The Birth of the Orchestra: History of an Institution, 1650-1815

The Birth of the Orchestra: History of an Institution, 1650-1815

The Birth of the Orchestra: History of an Institution, 1650-1815

The Birth of the Orchestra: History of an Institution, 1650-1815


This is the story of the orchestra: from 16th-century string bands to the 'classical' orchestra of Haydn, Mozart, and Beethoven. Spitzer and Zaslaw document orchestral organisation, instrument-ation, social roles, repertories, and performance practices in Europe and the American colonies, concluding around 1800 with the widespread awareness of the orchestra as a central institution in European life.


Two heads may be better than one, but they are certainly no faster. We outlined this book together fifteen years ago, and we've been chipping away at it ever since. Neal Zaslaw wrote the first drafts of Chapters 3 and 6; the remaining chapters were drafted by John Spitzer. The two of us edited, rewrote, and reedited the entire book together. Our two heads bear collective responsibility for any insights and all errors that readers may find.

As we finished the book we realized, not entirely to our surprise, that we had written a narrative history—not a chronological account by any means, but a narrative in the sense that we tell a story that has a beginning, a middle, and an end. Once upon a time there were no orchestras. In the second half of the seventeenth century, at the courts of kings, princes, and cardinals, instrumentalists began to organize into ensembles that combined strings, winds, and continuo instruments and that put several players on each of the string parts. Over the course of the eighteenth century these ensembles developed distinctive repertories, distinctive performance practices, distinct personnel, and their own administrative structures, until by the 1790s and early 1800s the orchestra had become recognizable as the institution that, with changes, still exists in concert halls and opera houses in many parts of the world.
────────────────────
* What the exercise asks: Reproduce the passage on the birth of the orchestra word for word, from start to finish.

* Information provided:
────────────────────
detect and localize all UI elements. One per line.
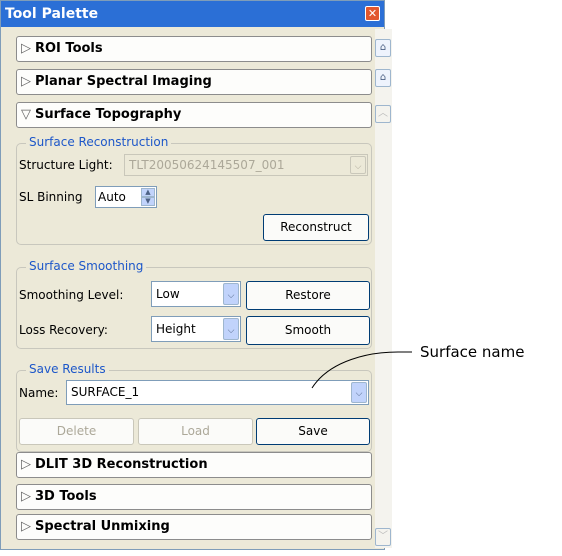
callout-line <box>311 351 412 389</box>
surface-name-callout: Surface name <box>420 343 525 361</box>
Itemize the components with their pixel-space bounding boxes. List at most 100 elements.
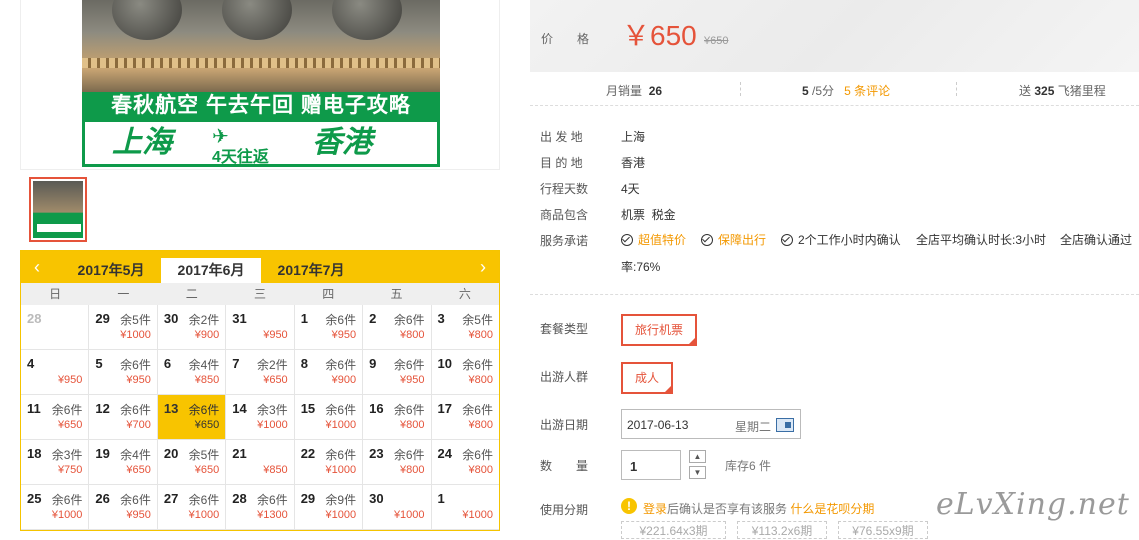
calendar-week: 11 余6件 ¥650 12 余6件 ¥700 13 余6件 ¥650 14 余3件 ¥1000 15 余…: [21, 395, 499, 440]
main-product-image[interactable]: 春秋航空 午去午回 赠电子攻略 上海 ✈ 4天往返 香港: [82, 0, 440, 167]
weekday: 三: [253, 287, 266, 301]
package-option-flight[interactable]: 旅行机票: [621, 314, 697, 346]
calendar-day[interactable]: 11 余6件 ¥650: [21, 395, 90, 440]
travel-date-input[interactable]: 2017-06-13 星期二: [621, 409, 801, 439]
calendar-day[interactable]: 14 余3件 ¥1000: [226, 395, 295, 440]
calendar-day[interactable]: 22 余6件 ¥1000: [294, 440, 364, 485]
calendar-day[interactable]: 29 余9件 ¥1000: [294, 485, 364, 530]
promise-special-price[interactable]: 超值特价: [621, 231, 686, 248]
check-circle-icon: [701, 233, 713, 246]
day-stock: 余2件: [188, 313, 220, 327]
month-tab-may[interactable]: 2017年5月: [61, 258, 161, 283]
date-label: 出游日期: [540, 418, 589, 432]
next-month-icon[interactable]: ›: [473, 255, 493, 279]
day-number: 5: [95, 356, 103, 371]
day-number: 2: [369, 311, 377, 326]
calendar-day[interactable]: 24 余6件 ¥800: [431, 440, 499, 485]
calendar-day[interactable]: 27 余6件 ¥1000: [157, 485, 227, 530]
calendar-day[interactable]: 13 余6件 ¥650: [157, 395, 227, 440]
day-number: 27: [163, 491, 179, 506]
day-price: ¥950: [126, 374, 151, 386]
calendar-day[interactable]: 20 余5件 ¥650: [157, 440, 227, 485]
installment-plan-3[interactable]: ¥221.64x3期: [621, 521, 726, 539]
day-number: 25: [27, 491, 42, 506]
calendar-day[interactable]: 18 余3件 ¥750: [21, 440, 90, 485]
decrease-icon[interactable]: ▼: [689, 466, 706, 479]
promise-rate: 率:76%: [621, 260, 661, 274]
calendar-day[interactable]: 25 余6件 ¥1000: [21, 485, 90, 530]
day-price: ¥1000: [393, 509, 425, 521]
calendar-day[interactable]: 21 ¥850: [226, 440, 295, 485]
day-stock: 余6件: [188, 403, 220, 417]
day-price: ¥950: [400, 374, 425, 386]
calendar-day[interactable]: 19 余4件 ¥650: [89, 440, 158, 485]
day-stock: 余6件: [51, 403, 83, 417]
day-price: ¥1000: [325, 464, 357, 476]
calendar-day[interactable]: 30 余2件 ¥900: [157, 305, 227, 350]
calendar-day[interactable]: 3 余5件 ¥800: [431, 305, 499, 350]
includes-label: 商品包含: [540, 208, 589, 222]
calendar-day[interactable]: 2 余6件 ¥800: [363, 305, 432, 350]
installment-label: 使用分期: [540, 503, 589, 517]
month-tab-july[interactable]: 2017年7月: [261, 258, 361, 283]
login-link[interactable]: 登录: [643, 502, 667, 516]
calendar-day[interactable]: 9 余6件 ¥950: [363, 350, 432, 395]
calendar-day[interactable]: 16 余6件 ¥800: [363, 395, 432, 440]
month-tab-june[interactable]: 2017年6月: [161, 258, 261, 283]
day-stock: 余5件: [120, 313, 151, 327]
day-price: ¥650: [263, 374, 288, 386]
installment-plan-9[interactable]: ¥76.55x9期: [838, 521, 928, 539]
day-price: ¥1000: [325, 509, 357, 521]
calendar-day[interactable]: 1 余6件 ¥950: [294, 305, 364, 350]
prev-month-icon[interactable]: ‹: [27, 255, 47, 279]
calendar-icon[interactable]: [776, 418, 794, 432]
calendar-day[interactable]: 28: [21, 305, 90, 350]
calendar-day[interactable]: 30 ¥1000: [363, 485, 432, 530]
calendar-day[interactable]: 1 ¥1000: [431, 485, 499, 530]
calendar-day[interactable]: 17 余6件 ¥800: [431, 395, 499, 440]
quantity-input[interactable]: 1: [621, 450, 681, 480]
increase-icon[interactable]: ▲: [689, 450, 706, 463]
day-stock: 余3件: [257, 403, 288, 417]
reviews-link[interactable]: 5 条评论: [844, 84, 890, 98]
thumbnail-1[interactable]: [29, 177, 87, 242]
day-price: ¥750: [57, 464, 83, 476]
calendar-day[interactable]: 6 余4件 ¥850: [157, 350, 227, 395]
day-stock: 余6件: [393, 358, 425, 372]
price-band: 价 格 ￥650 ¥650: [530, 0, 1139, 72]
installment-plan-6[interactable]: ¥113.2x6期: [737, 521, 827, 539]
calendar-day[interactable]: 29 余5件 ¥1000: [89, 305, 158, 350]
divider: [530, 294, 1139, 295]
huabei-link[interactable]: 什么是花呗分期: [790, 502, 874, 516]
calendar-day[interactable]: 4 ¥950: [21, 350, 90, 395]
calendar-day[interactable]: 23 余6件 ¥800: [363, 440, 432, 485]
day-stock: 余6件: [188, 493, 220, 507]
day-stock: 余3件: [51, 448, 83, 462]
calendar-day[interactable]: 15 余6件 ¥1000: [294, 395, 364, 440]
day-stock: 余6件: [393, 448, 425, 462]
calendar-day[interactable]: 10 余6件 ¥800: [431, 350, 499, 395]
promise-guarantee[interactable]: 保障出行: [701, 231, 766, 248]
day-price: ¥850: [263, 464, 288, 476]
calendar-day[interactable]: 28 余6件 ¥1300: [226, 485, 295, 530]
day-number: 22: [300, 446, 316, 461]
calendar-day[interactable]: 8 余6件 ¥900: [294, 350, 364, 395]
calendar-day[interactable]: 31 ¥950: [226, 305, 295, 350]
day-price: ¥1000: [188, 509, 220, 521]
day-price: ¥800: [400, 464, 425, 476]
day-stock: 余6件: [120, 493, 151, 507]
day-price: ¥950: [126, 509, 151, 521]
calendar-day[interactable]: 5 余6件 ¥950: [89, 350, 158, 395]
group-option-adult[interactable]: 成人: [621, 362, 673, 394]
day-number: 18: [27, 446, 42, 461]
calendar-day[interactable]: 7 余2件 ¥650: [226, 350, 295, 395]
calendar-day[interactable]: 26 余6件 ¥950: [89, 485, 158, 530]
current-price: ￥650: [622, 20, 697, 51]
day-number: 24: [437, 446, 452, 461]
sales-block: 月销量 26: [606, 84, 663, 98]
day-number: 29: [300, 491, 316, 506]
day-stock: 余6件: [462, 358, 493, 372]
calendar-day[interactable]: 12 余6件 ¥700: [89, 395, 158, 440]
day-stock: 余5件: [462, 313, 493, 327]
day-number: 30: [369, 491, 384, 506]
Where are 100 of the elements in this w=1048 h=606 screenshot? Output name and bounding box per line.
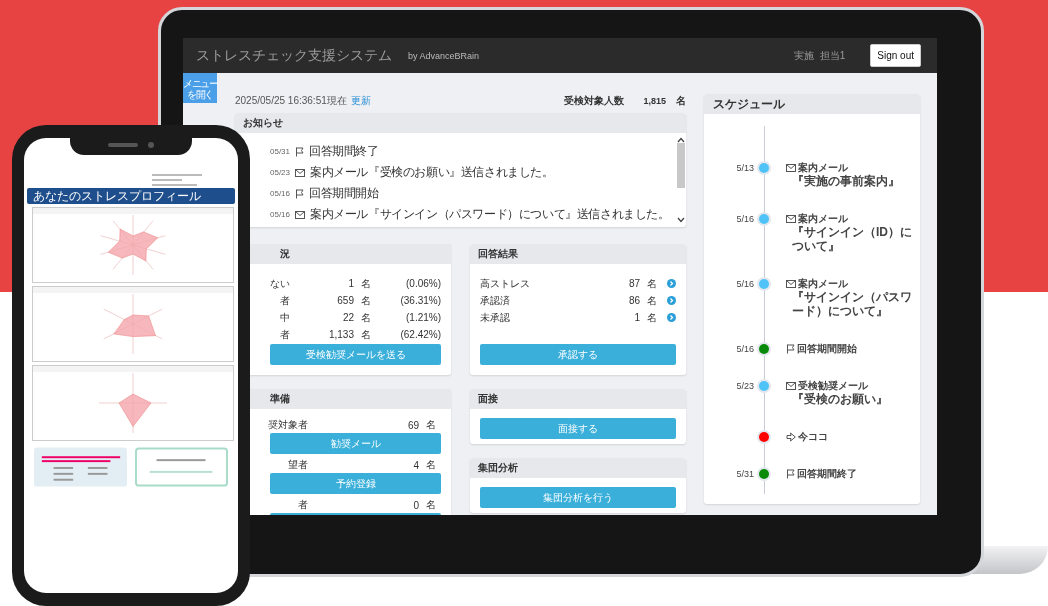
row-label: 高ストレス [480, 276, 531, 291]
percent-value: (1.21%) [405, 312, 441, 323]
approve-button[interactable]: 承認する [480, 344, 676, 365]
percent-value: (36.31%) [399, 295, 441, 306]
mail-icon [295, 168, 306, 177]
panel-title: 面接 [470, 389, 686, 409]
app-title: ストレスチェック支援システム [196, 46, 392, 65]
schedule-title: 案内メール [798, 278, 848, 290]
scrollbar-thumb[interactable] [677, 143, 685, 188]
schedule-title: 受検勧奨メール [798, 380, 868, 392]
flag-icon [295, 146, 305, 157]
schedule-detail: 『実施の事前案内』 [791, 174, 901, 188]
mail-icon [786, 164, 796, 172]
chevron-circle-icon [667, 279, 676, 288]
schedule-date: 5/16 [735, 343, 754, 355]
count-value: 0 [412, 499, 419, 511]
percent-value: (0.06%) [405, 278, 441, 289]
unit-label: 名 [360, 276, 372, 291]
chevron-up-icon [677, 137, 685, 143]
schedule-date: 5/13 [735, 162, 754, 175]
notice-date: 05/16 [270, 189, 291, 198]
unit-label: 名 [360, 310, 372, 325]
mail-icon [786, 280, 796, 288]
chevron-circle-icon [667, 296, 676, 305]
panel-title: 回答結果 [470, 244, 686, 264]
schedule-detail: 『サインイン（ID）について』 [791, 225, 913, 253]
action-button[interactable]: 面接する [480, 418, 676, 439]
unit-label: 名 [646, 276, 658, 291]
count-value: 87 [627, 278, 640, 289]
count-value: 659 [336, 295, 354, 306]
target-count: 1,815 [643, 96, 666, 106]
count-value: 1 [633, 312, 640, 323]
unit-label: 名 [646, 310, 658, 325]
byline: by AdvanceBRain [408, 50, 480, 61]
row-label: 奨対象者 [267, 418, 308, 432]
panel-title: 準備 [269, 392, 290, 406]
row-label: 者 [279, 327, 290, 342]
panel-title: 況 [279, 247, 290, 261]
────────────────────
* Solution to this task:
The Birth of the Orchestra: History of an Institution, 1650-1815

The Birth of the Orchestra: History of an Institution, 1650-1815

The Birth of the Orchestra: History of an Institution, 1650-1815

The Birth of the Orchestra: History of an Institution, 1650-1815


This is the story of the orchestra: from 16th-century string bands to the 'classical' orchestra of Haydn, Mozart, and Beethoven. Spitzer and Zaslaw document orchestral organisation, instrument-ation, social roles, repertories, and performance practices in Europe and the American colonies, concluding around 1800 with the widespread awareness of the orchestra as a central institution in European life.


Two heads may be better than one, but they are certainly no faster. We outlined this book together fifteen years ago, and we've been chipping away at it ever since. Neal Zaslaw wrote the first drafts of Chapters 3 and 6; the remaining chapters were drafted by John Spitzer. The two of us edited, rewrote, and reedited the entire book together. Our two heads bear collective responsibility for any insights and all errors that readers may find.

As we finished the book we realized, not entirely to our surprise, that we had written a narrative history—not a chronological account by any means, but a narrative in the sense that we tell a story that has a beginning, a middle, and an end. Once upon a time there were no orchestras. In the second half of the seventeenth century, at the courts of kings, princes, and cardinals, instrumentalists began to organize into ensembles that combined strings, winds, and continuo instruments and that put several players on each of the string parts. Over the course of the eighteenth century these ensembles developed distinctive repertories, distinctive performance practices, distinct personnel, and their own administrative structures, until by the 1790s and early 1800s the orchestra had become recognizable as the institution that, with changes, still exists in concert halls and opera houses in many parts of the world.